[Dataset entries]
++++++++
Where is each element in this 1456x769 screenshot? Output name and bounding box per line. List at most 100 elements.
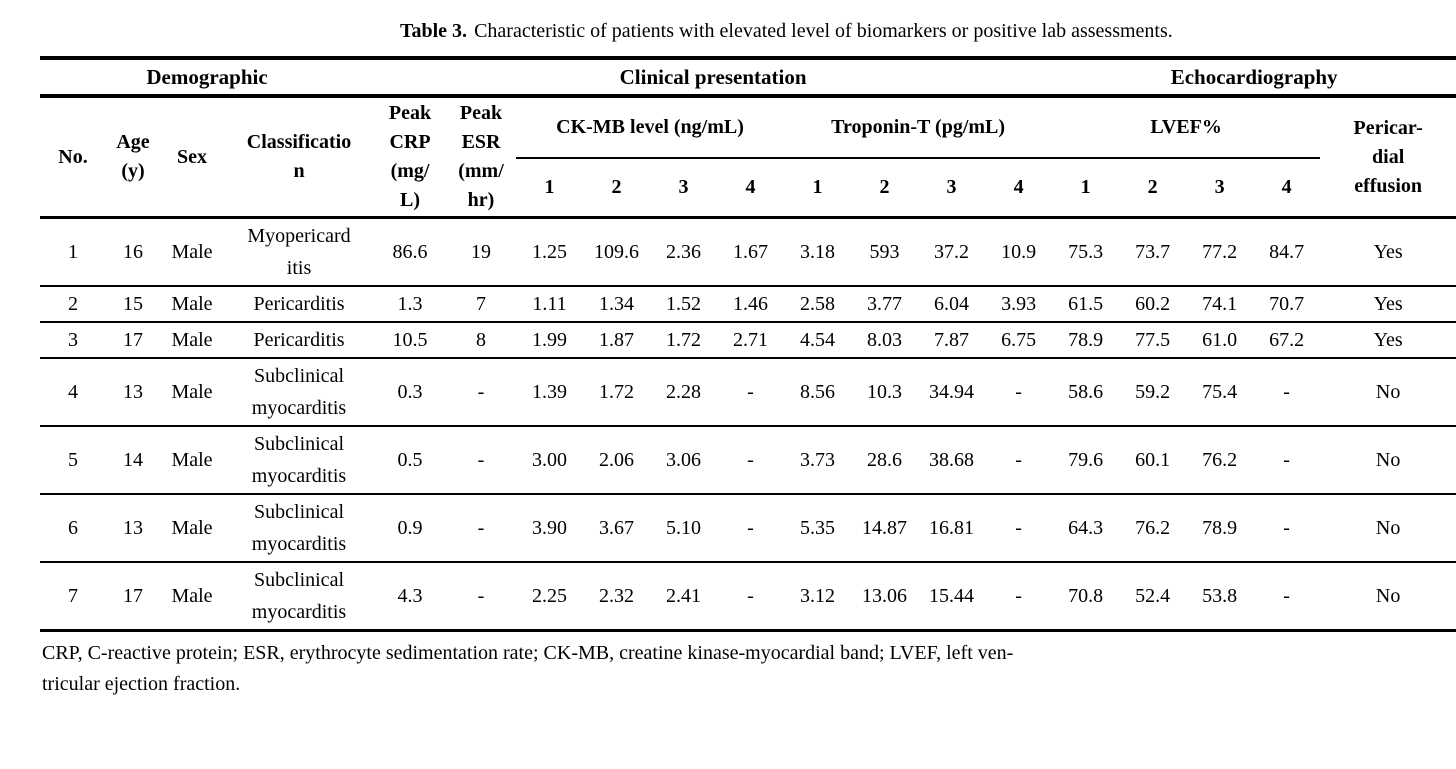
cell-no: 3	[40, 322, 106, 360]
cell-lvef-1: 75.3	[1052, 217, 1120, 288]
cell-classification: Pericarditis	[224, 286, 375, 324]
cell-no: 6	[40, 494, 106, 564]
cell-peak-esr: 8	[446, 322, 517, 360]
cell-pericardial-effusion: No	[1320, 426, 1456, 496]
cell-troponin-2: 8.03	[851, 322, 919, 360]
cell-lvef-2: 60.2	[1119, 286, 1187, 324]
cell-sex: Male	[160, 358, 224, 428]
cell-peak-crp: 0.9	[374, 494, 447, 564]
cell-troponin-2: 13.06	[851, 562, 919, 633]
group-header-lvef: LVEF%	[1052, 96, 1321, 159]
cell-peak-crp: 0.3	[374, 358, 447, 428]
patients-table: Demographic Clinical presentation Echoca…	[40, 56, 1456, 633]
caption-text: Characteristic of patients with elevated…	[474, 20, 1173, 42]
cell-troponin-2: 10.3	[851, 358, 919, 428]
cell-troponin-4: -	[985, 494, 1053, 564]
table-row: 7 17 Male Subclinical myocarditis 4.3 - …	[40, 562, 1456, 633]
cell-troponin-2: 3.77	[851, 286, 919, 324]
cell-pericardial-effusion: No	[1320, 562, 1456, 633]
col-header-troponin-2: 2	[851, 157, 919, 220]
cell-age: 15	[106, 286, 160, 324]
cell-troponin-2: 14.87	[851, 494, 919, 564]
cell-peak-esr: -	[446, 426, 517, 496]
cell-troponin-1: 4.54	[784, 322, 852, 360]
cell-ckmb-4: 1.46	[717, 286, 785, 324]
cell-lvef-1: 61.5	[1052, 286, 1120, 324]
cell-ckmb-2: 3.67	[583, 494, 651, 564]
table-footnote: CRP, C-reactive protein; ESR, erythrocyt…	[42, 638, 1456, 700]
col-header-troponin-4: 4	[985, 157, 1053, 220]
cell-pericardial-effusion: Yes	[1320, 322, 1456, 360]
cell-sex: Male	[160, 562, 224, 633]
cell-troponin-1: 8.56	[784, 358, 852, 428]
cell-lvef-3: 77.2	[1186, 217, 1254, 288]
cell-no: 4	[40, 358, 106, 428]
col-header-ckmb-2: 2	[583, 157, 651, 220]
cell-ckmb-3: 1.52	[650, 286, 718, 324]
cell-troponin-1: 5.35	[784, 494, 852, 564]
col-header-sex: Sex	[160, 96, 224, 220]
cell-no: 1	[40, 217, 106, 288]
cell-sex: Male	[160, 426, 224, 496]
cell-troponin-4: 6.75	[985, 322, 1053, 360]
cell-lvef-3: 61.0	[1186, 322, 1254, 360]
table-row: 3 17 Male Pericarditis 10.5 8 1.99 1.87 …	[40, 322, 1456, 360]
cell-lvef-4: 84.7	[1253, 217, 1321, 288]
col-header-troponin-1: 1	[784, 157, 852, 220]
cell-lvef-3: 74.1	[1186, 286, 1254, 324]
cell-lvef-1: 58.6	[1052, 358, 1120, 428]
col-header-pericardial-effusion: Pericar- dial effusion	[1320, 96, 1456, 220]
cell-troponin-4: -	[985, 562, 1053, 633]
cell-lvef-4: 70.7	[1253, 286, 1321, 324]
cell-age: 14	[106, 426, 160, 496]
cell-troponin-4: -	[985, 358, 1053, 428]
cell-sex: Male	[160, 217, 224, 288]
table-row: 2 15 Male Pericarditis 1.3 7 1.11 1.34 1…	[40, 286, 1456, 324]
cell-peak-crp: 4.3	[374, 562, 447, 633]
cell-no: 7	[40, 562, 106, 633]
cell-peak-esr: -	[446, 494, 517, 564]
cell-lvef-3: 75.4	[1186, 358, 1254, 428]
cell-ckmb-2: 109.6	[583, 217, 651, 288]
col-header-troponin-3: 3	[918, 157, 986, 220]
cell-age: 17	[106, 322, 160, 360]
group-header-clinical-presentation: Clinical presentation	[374, 58, 1053, 99]
cell-ckmb-4: 2.71	[717, 322, 785, 360]
cell-ckmb-4: -	[717, 562, 785, 633]
cell-ckmb-3: 5.10	[650, 494, 718, 564]
cell-peak-crp: 10.5	[374, 322, 447, 360]
cell-lvef-2: 60.1	[1119, 426, 1187, 496]
cell-ckmb-1: 3.90	[516, 494, 584, 564]
cell-troponin-1: 3.18	[784, 217, 852, 288]
cell-troponin-2: 593	[851, 217, 919, 288]
cell-lvef-4: 67.2	[1253, 322, 1321, 360]
table-row: 4 13 Male Subclinical myocarditis 0.3 - …	[40, 358, 1456, 428]
cell-troponin-3: 38.68	[918, 426, 986, 496]
cell-pericardial-effusion: Yes	[1320, 217, 1456, 288]
cell-age: 13	[106, 358, 160, 428]
footnote-line: tricular ejection fraction.	[42, 673, 241, 696]
cell-ckmb-4: -	[717, 426, 785, 496]
cell-troponin-3: 37.2	[918, 217, 986, 288]
cell-lvef-4: -	[1253, 494, 1321, 564]
cell-ckmb-2: 1.34	[583, 286, 651, 324]
cell-ckmb-3: 3.06	[650, 426, 718, 496]
cell-age: 16	[106, 217, 160, 288]
cell-ckmb-1: 1.25	[516, 217, 584, 288]
cell-lvef-1: 64.3	[1052, 494, 1120, 564]
cell-lvef-2: 76.2	[1119, 494, 1187, 564]
cell-troponin-3: 6.04	[918, 286, 986, 324]
cell-troponin-3: 34.94	[918, 358, 986, 428]
cell-troponin-4: 10.9	[985, 217, 1053, 288]
cell-ckmb-2: 1.87	[583, 322, 651, 360]
timepoint-header-row: 1 2 3 4 1 2 3 4 1 2 3 4	[40, 157, 1456, 220]
cell-lvef-4: -	[1253, 562, 1321, 633]
cell-ckmb-1: 1.39	[516, 358, 584, 428]
cell-age: 13	[106, 494, 160, 564]
cell-classification: Subclinical myocarditis	[224, 358, 375, 428]
group-header-echocardiography: Echocardiography	[1052, 58, 1456, 99]
table-caption: Table 3. Characteristic of patients with …	[400, 16, 1305, 46]
cell-troponin-4: 3.93	[985, 286, 1053, 324]
cell-peak-crp: 0.5	[374, 426, 447, 496]
subgroup-header-row: No. Age (y) Sex Classificatio n Peak CRP…	[40, 96, 1456, 220]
++++++++
ABOUT THIS EXERCISE:
Repeat the data exactly in full, omitting its pictures.

TASK ANSWER:
Where is each element in this 1456x769 screenshot? Output name and bounding box per line. List at most 100 elements.
cell-no: 3	[40, 322, 106, 360]
cell-lvef-1: 75.3	[1052, 217, 1120, 288]
cell-classification: Pericarditis	[224, 286, 375, 324]
cell-no: 6	[40, 494, 106, 564]
cell-peak-esr: 8	[446, 322, 517, 360]
cell-pericardial-effusion: No	[1320, 426, 1456, 496]
cell-troponin-2: 8.03	[851, 322, 919, 360]
cell-lvef-2: 60.2	[1119, 286, 1187, 324]
cell-sex: Male	[160, 358, 224, 428]
cell-peak-crp: 0.9	[374, 494, 447, 564]
cell-troponin-2: 13.06	[851, 562, 919, 633]
group-header-lvef: LVEF%	[1052, 96, 1321, 159]
cell-peak-crp: 0.3	[374, 358, 447, 428]
patients-table: Demographic Clinical presentation Echoca…	[40, 56, 1456, 633]
caption-text: Characteristic of patients with elevated…	[474, 20, 1173, 42]
cell-troponin-2: 10.3	[851, 358, 919, 428]
cell-troponin-4: -	[985, 494, 1053, 564]
table-row: 7 17 Male Subclinical myocarditis 4.3 - …	[40, 562, 1456, 633]
cell-troponin-2: 3.77	[851, 286, 919, 324]
cell-pericardial-effusion: No	[1320, 562, 1456, 633]
col-header-troponin-2: 2	[851, 157, 919, 220]
cell-age: 15	[106, 286, 160, 324]
cell-troponin-2: 14.87	[851, 494, 919, 564]
cell-peak-esr: -	[446, 426, 517, 496]
cell-troponin-1: 4.54	[784, 322, 852, 360]
cell-ckmb-4: 1.46	[717, 286, 785, 324]
cell-lvef-1: 61.5	[1052, 286, 1120, 324]
cell-ckmb-2: 3.67	[583, 494, 651, 564]
table-footnote: CRP, C-reactive protein; ESR, erythrocyt…	[42, 638, 1456, 700]
col-header-troponin-4: 4	[985, 157, 1053, 220]
cell-pericardial-effusion: Yes	[1320, 322, 1456, 360]
cell-sex: Male	[160, 562, 224, 633]
cell-troponin-1: 8.56	[784, 358, 852, 428]
cell-lvef-3: 77.2	[1186, 217, 1254, 288]
cell-no: 4	[40, 358, 106, 428]
col-header-ckmb-2: 2	[583, 157, 651, 220]
cell-ckmb-3: 1.52	[650, 286, 718, 324]
cell-troponin-1: 5.35	[784, 494, 852, 564]
col-header-sex: Sex	[160, 96, 224, 220]
cell-no: 1	[40, 217, 106, 288]
cell-sex: Male	[160, 426, 224, 496]
cell-troponin-4: 6.75	[985, 322, 1053, 360]
cell-lvef-3: 61.0	[1186, 322, 1254, 360]
table-row: 3 17 Male Pericarditis 10.5 8 1.99 1.87 …	[40, 322, 1456, 360]
cell-lvef-4: 84.7	[1253, 217, 1321, 288]
col-header-troponin-1: 1	[784, 157, 852, 220]
cell-lvef-3: 74.1	[1186, 286, 1254, 324]
cell-lvef-1: 58.6	[1052, 358, 1120, 428]
col-header-pericardial-effusion: Pericar- dial effusion	[1320, 96, 1456, 220]
cell-troponin-4: -	[985, 562, 1053, 633]
cell-lvef-4: 70.7	[1253, 286, 1321, 324]
cell-age: 14	[106, 426, 160, 496]
cell-troponin-4: -	[985, 358, 1053, 428]
cell-sex: Male	[160, 217, 224, 288]
table-row: 2 15 Male Pericarditis 1.3 7 1.11 1.34 1…	[40, 286, 1456, 324]
cell-peak-crp: 4.3	[374, 562, 447, 633]
cell-no: 7	[40, 562, 106, 633]
cell-peak-esr: -	[446, 494, 517, 564]
cell-lvef-3: 75.4	[1186, 358, 1254, 428]
cell-ckmb-2: 109.6	[583, 217, 651, 288]
col-header-troponin-3: 3	[918, 157, 986, 220]
cell-age: 17	[106, 322, 160, 360]
group-header-clinical-presentation: Clinical presentation	[374, 58, 1053, 99]
cell-ckmb-4: 2.71	[717, 322, 785, 360]
cell-ckmb-4: -	[717, 562, 785, 633]
cell-ckmb-3: 5.10	[650, 494, 718, 564]
cell-peak-crp: 10.5	[374, 322, 447, 360]
cell-lvef-2: 60.1	[1119, 426, 1187, 496]
cell-ckmb-1: 3.90	[516, 494, 584, 564]
cell-troponin-1: 3.18	[784, 217, 852, 288]
cell-troponin-2: 593	[851, 217, 919, 288]
cell-lvef-4: 67.2	[1253, 322, 1321, 360]
table-row: 4 13 Male Subclinical myocarditis 0.3 - …	[40, 358, 1456, 428]
cell-troponin-3: 38.68	[918, 426, 986, 496]
cell-pericardial-effusion: Yes	[1320, 217, 1456, 288]
cell-age: 13	[106, 358, 160, 428]
footnote-line: tricular ejection fraction.	[42, 673, 241, 696]
cell-ckmb-4: -	[717, 426, 785, 496]
cell-troponin-3: 37.2	[918, 217, 986, 288]
cell-lvef-4: -	[1253, 494, 1321, 564]
cell-ckmb-2: 1.34	[583, 286, 651, 324]
cell-ckmb-3: 3.06	[650, 426, 718, 496]
cell-age: 16	[106, 217, 160, 288]
cell-ckmb-1: 1.25	[516, 217, 584, 288]
cell-lvef-1: 64.3	[1052, 494, 1120, 564]
cell-lvef-2: 76.2	[1119, 494, 1187, 564]
cell-troponin-3: 6.04	[918, 286, 986, 324]
cell-troponin-3: 34.94	[918, 358, 986, 428]
cell-troponin-4: 10.9	[985, 217, 1053, 288]
cell-ckmb-2: 1.87	[583, 322, 651, 360]
timepoint-header-row: 1 2 3 4 1 2 3 4 1 2 3 4	[40, 157, 1456, 220]
cell-lvef-4: -	[1253, 562, 1321, 633]
cell-ckmb-1: 1.39	[516, 358, 584, 428]
cell-age: 13	[106, 494, 160, 564]
cell-classification: Subclinical myocarditis	[224, 358, 375, 428]
group-header-echocardiography: Echocardiography	[1052, 58, 1456, 99]
table-caption: Table 3. Characteristic of patients with …	[400, 16, 1305, 46]
cell-troponin-4: 3.93	[985, 286, 1053, 324]
cell-peak-crp: 0.5	[374, 426, 447, 496]
subgroup-header-row: No. Age (y) Sex Classificatio n Peak CRP…	[40, 96, 1456, 220]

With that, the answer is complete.